(A block of data)
::::
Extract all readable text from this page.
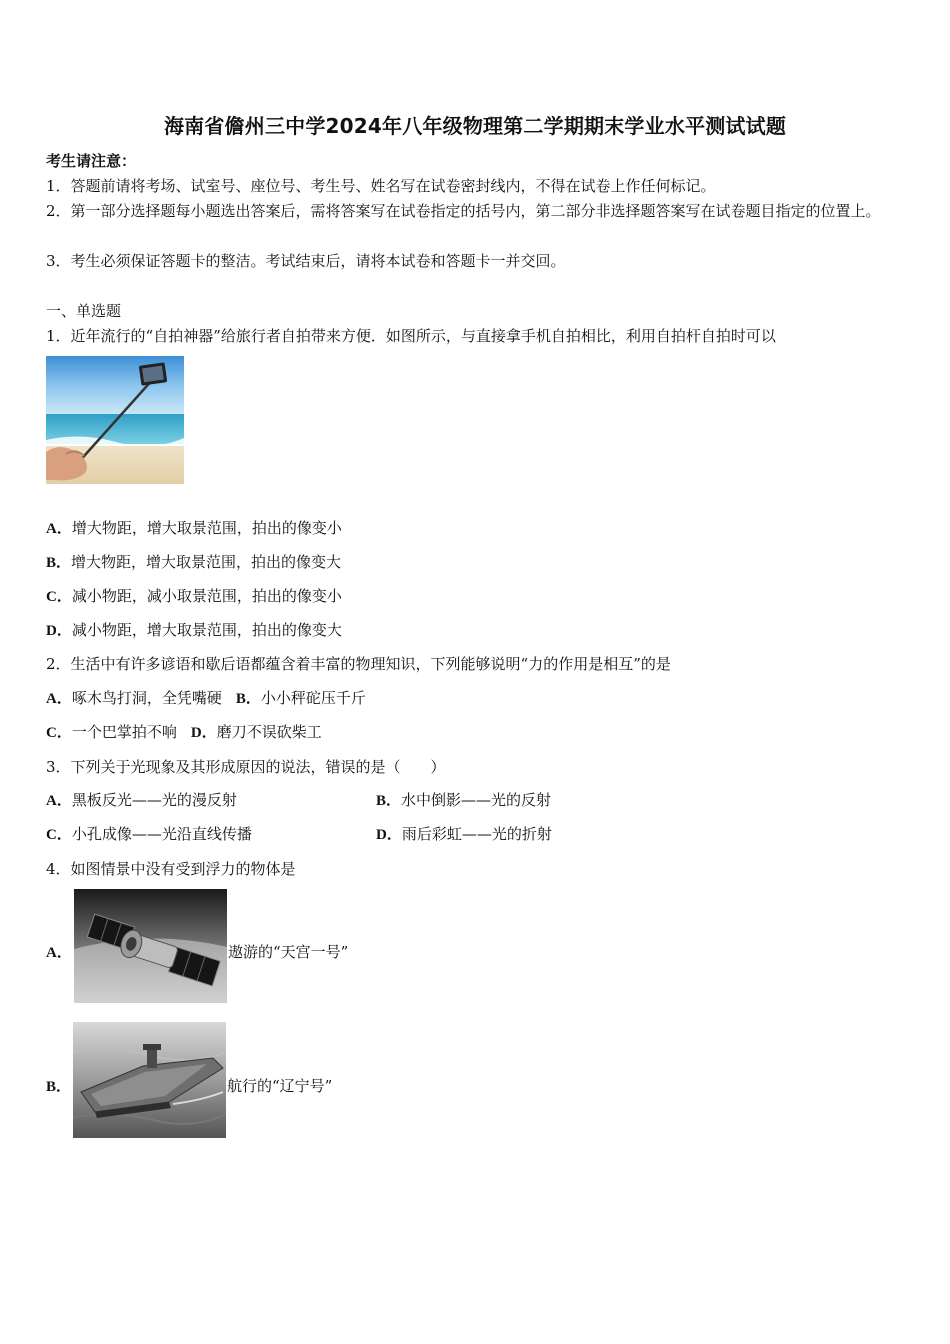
海南省儋州三中学2024年八年级物理第二学期期末学业水平测试试题
考生请注意：
1．答题前请将考场、试室号、座位号、考生号、姓名写在试卷密封线内，不得在试卷上作任何标记。
2．第一部分选择题每小题选出答案后，需将答案写在试卷指定的括号内，第二部分非选择题答案写在试卷题目指定的位置上。
3．考生必须保证答题卡的整洁。考试结束后，请将本试卷和答题卡一并交回。
一、单选题
1．近年流行的“自拍神器”给旅行者自拍带来方便．如图所示，与直接拿手机自拍相比，利用自拍杆自拍时可以
A．增大物距，增大取景范围，拍出的像变小
B．增大物距，增大取景范围，拍出的像变大
C．减小物距，减小取景范围，拍出的像变小
D．减小物距，增大取景范围，拍出的像变大
2．生活中有许多谚语和歇后语都蕴含着丰富的物理知识，下列能够说明“力的作用是相互”的是
A．啄木鸟打洞，全凭嘴硬 B．小小秤砣压千斤
C．一个巴掌拍不响 D．磨刀不误砍柴工
3．下列关于光现象及其形成原因的说法，错误的是（　　）
A．黑板反光——光的漫反射	B．水中倒影——光的反射
C．小孔成像——光沿直线传播	D．雨后彩虹——光的折射
4．如图情景中没有受到浮力的物体是
A．	遨游的“天宫一号”
B．	航行的“辽宁号”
::::
[STATED GOAL] Write out the whole listing again, exactly, with no pictures.

[REPLY TO THE EXERCISE]
Extract all readable text from this page.
海南省儋州三中学2024年八年级物理第二学期期末学业水平测试试题
考生请注意：
1．答题前请将考场、试室号、座位号、考生号、姓名写在试卷密封线内，不得在试卷上作任何标记。
2．第一部分选择题每小题选出答案后，需将答案写在试卷指定的括号内，第二部分非选择题答案写在试卷题目指定的位置上。
3．考生必须保证答题卡的整洁。考试结束后，请将本试卷和答题卡一并交回。
一、单选题
1．近年流行的“自拍神器”给旅行者自拍带来方便．如图所示，与直接拿手机自拍相比，利用自拍杆自拍时可以
A．增大物距，增大取景范围，拍出的像变小
B．增大物距，增大取景范围，拍出的像变大
C．减小物距，减小取景范围，拍出的像变小
D．减小物距，增大取景范围，拍出的像变大
2．生活中有许多谚语和歇后语都蕴含着丰富的物理知识，下列能够说明“力的作用是相互”的是
A．啄木鸟打洞，全凭嘴硬 B．小小秤砣压千斤
C．一个巴掌拍不响 D．磨刀不误砍柴工
3．下列关于光现象及其形成原因的说法，错误的是（　　）
A．黑板反光——光的漫反射	B．水中倒影——光的反射
C．小孔成像——光沿直线传播	D．雨后彩虹——光的折射
4．如图情景中没有受到浮力的物体是
A．	遨游的“天宫一号”
B．	航行的“辽宁号”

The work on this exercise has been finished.